(Source data)
____

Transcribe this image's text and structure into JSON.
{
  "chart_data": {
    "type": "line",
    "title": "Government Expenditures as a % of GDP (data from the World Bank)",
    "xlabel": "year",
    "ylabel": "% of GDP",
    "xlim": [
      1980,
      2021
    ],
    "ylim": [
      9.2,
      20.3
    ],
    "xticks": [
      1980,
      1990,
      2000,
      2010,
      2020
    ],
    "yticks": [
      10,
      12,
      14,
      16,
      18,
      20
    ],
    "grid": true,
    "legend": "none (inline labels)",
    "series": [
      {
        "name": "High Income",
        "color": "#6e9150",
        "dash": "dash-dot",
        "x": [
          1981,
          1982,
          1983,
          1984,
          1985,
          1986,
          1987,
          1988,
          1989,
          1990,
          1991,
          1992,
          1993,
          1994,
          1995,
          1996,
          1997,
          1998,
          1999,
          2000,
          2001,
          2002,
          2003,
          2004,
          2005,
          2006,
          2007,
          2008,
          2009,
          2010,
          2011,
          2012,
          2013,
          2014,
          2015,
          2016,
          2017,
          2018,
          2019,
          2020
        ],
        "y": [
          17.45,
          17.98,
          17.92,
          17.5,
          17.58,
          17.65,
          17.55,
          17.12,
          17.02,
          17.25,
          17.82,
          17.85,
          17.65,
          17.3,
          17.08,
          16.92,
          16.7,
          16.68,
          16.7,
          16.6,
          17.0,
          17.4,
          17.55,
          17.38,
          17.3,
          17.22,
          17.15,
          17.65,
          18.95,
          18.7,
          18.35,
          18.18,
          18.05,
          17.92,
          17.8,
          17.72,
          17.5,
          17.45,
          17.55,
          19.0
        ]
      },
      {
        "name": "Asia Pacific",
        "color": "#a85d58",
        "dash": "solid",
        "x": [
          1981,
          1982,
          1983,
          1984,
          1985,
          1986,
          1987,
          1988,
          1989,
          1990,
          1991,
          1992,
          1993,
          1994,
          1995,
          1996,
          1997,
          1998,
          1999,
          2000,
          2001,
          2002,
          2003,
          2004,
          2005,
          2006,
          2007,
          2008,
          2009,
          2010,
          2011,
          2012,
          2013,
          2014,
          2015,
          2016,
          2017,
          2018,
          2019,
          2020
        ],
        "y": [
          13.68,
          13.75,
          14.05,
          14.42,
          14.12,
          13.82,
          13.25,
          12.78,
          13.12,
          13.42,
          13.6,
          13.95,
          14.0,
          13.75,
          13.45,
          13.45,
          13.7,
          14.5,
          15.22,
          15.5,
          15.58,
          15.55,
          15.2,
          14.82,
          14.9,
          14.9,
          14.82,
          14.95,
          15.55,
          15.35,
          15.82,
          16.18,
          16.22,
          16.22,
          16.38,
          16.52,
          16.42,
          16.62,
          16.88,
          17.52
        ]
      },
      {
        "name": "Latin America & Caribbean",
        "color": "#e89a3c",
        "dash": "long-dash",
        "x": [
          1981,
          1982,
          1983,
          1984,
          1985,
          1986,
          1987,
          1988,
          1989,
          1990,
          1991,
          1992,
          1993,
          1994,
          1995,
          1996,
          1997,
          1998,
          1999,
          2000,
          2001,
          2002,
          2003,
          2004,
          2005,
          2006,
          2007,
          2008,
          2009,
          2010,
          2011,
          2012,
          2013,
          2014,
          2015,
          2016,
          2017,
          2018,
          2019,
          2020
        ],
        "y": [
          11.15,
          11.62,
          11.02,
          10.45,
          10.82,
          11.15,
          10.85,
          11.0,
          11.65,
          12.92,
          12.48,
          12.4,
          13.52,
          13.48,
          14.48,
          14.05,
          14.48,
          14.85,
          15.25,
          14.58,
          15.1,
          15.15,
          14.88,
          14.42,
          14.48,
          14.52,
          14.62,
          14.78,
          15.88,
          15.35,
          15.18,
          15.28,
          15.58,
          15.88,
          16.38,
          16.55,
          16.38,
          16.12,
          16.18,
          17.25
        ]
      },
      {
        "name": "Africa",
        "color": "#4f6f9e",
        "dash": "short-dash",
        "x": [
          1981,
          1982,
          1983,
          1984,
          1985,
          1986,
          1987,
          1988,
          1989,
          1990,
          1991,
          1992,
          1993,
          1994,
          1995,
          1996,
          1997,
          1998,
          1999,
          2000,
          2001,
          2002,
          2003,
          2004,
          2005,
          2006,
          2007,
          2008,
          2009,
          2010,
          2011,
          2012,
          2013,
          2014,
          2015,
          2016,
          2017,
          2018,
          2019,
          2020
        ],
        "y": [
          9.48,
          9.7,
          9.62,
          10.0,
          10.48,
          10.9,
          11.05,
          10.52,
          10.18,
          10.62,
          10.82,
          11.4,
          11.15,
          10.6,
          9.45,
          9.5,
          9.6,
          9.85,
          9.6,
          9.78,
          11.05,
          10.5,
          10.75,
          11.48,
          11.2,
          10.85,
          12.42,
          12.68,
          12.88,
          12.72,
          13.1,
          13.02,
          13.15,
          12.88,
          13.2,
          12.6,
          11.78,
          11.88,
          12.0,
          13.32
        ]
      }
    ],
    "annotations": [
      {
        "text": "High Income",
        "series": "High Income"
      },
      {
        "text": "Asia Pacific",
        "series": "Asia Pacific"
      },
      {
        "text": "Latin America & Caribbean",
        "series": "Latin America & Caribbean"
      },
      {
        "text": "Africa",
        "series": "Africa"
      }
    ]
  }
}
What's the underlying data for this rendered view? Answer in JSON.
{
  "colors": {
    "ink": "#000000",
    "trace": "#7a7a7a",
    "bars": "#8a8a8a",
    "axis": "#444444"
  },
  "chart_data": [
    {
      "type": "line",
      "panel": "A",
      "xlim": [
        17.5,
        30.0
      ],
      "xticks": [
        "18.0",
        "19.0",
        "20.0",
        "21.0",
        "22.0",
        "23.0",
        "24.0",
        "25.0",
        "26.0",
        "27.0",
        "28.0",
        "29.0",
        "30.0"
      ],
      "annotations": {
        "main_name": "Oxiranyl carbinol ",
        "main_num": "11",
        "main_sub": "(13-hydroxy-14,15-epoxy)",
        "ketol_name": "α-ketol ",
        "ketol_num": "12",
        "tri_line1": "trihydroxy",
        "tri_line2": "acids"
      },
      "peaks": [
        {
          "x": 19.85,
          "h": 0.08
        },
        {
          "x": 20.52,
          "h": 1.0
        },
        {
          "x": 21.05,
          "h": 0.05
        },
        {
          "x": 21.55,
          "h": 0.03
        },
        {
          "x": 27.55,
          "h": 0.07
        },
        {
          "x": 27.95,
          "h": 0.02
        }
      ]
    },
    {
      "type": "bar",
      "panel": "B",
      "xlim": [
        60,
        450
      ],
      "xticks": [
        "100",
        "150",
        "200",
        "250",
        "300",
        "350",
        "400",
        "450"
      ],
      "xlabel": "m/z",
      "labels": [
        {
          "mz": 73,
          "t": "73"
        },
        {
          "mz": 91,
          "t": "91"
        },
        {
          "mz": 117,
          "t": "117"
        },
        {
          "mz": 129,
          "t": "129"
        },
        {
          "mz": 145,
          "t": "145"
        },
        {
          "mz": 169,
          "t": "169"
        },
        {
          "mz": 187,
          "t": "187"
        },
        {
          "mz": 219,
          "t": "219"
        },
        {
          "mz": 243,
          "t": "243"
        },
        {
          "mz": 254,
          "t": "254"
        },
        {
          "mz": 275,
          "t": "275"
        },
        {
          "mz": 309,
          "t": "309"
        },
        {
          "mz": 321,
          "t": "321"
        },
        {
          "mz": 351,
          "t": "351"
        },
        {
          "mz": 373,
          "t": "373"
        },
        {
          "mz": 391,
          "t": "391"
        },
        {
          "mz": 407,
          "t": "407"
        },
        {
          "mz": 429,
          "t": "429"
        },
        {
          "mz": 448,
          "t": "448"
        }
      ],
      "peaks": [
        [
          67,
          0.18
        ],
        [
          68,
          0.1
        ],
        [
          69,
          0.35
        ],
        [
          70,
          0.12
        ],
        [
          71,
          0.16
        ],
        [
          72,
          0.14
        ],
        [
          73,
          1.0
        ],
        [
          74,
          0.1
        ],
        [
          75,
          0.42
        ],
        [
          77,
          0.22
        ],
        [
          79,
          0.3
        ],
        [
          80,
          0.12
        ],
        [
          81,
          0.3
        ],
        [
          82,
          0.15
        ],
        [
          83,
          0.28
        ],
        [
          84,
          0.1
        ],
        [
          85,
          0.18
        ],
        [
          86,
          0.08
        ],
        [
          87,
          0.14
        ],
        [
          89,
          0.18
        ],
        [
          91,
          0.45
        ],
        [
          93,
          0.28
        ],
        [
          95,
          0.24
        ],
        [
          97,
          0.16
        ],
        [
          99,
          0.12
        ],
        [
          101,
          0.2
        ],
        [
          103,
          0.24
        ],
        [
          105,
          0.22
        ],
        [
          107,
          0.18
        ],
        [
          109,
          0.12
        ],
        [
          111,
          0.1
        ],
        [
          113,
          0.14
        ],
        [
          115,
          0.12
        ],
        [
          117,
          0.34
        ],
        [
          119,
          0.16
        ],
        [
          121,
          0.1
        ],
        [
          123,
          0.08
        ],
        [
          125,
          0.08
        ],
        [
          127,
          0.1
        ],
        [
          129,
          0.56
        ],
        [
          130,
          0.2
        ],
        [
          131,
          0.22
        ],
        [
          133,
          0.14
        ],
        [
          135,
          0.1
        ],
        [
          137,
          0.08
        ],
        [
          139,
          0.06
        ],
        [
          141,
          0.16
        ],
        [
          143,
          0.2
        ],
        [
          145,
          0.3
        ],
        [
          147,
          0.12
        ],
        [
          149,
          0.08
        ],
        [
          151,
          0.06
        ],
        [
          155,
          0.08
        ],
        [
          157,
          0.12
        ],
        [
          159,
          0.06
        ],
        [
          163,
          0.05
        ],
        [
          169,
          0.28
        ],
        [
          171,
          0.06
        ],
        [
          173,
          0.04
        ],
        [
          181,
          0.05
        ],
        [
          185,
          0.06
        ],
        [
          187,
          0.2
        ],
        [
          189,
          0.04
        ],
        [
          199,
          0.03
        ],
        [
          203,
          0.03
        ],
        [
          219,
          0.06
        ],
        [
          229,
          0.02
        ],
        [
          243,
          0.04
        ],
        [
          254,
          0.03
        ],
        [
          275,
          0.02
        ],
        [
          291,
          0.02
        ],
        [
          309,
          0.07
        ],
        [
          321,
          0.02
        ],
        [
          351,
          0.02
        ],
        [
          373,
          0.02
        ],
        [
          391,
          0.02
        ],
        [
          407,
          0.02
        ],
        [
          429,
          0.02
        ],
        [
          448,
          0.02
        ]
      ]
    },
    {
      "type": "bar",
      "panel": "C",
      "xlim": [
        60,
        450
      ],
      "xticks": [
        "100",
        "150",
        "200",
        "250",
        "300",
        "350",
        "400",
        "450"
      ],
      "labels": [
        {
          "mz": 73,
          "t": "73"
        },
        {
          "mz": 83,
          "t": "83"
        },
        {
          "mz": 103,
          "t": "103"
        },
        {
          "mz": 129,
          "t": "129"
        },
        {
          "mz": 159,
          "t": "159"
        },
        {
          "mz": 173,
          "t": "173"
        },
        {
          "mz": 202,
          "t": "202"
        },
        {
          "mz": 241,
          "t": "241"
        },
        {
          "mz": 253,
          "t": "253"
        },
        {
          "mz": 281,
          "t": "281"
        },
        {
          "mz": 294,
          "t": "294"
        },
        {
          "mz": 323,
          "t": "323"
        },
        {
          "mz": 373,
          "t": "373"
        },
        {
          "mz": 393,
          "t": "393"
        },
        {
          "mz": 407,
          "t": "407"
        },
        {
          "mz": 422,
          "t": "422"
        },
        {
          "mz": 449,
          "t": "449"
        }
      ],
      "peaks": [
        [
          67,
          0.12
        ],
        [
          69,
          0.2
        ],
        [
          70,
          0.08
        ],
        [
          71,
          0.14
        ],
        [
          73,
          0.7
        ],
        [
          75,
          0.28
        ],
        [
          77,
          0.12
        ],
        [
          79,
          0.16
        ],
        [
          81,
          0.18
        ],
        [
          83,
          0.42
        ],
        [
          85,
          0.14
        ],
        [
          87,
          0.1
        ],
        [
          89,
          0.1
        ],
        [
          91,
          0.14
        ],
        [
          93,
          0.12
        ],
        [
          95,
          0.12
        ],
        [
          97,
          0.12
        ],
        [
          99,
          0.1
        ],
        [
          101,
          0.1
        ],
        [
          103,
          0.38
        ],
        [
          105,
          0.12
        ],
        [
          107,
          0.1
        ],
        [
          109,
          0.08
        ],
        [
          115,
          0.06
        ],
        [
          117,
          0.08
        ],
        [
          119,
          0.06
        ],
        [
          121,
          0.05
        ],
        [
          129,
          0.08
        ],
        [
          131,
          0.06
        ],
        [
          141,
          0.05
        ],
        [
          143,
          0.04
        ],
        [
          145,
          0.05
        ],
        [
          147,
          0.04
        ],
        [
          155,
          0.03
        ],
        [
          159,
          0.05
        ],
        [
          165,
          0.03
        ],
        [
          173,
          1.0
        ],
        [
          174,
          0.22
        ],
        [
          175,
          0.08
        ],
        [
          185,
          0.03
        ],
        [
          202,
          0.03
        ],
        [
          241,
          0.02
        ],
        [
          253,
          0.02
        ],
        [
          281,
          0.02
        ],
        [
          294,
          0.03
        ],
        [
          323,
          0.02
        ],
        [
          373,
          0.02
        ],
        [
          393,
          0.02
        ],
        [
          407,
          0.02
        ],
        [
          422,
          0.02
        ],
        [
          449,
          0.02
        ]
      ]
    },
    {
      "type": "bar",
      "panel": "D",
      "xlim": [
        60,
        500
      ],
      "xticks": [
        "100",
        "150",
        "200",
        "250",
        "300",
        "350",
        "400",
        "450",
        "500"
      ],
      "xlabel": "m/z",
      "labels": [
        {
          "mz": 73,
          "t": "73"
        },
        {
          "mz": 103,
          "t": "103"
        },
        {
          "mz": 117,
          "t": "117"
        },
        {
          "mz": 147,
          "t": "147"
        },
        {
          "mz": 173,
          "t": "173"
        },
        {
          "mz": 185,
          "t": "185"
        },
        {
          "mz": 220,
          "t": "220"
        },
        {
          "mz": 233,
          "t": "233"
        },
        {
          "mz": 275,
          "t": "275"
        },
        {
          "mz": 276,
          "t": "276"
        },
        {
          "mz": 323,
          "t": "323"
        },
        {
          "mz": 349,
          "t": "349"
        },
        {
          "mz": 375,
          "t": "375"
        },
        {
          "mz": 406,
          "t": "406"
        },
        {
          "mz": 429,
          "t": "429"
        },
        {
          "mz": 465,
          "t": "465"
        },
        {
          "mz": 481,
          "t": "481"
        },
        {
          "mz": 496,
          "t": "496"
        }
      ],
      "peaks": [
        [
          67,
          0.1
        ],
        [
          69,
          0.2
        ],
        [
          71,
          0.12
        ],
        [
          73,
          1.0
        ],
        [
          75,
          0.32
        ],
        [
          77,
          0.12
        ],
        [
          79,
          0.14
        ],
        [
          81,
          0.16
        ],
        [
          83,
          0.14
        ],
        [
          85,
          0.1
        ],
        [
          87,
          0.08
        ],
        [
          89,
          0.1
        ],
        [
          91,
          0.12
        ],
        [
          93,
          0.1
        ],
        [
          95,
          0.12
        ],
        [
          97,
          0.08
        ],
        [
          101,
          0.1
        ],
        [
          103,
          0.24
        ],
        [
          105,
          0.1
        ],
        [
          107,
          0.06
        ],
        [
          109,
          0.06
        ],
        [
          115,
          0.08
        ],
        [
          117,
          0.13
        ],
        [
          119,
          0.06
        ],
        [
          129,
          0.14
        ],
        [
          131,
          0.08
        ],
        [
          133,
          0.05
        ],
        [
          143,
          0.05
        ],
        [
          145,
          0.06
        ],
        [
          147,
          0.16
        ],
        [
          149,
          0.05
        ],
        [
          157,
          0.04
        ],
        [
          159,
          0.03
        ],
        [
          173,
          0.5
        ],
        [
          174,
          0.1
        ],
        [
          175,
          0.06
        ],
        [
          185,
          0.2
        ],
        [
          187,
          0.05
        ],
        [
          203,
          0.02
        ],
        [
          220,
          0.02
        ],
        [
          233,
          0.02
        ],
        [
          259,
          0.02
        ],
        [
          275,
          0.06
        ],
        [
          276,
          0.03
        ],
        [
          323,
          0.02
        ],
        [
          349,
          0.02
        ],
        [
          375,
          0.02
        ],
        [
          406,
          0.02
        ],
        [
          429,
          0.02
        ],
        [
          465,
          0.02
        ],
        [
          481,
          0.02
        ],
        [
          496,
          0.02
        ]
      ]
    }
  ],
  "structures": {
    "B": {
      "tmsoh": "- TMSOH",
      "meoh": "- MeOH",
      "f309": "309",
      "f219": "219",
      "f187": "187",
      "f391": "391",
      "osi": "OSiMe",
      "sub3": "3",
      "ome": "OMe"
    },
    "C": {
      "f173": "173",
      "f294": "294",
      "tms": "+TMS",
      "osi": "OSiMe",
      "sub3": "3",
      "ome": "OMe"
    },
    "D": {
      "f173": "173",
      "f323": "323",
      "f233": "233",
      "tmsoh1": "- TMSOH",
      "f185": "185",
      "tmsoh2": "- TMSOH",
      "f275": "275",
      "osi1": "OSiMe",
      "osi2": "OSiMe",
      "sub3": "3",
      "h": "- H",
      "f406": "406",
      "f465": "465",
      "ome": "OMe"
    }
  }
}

____

◆ GIVEN REQUEST: Scan the material above for the word "Asia". Copy each line where it occurs.

◆ FULL SOLUTION:
        "name": "Asia Pacific",
        "text": "Asia Pacific",
        "series": "Asia Pacific"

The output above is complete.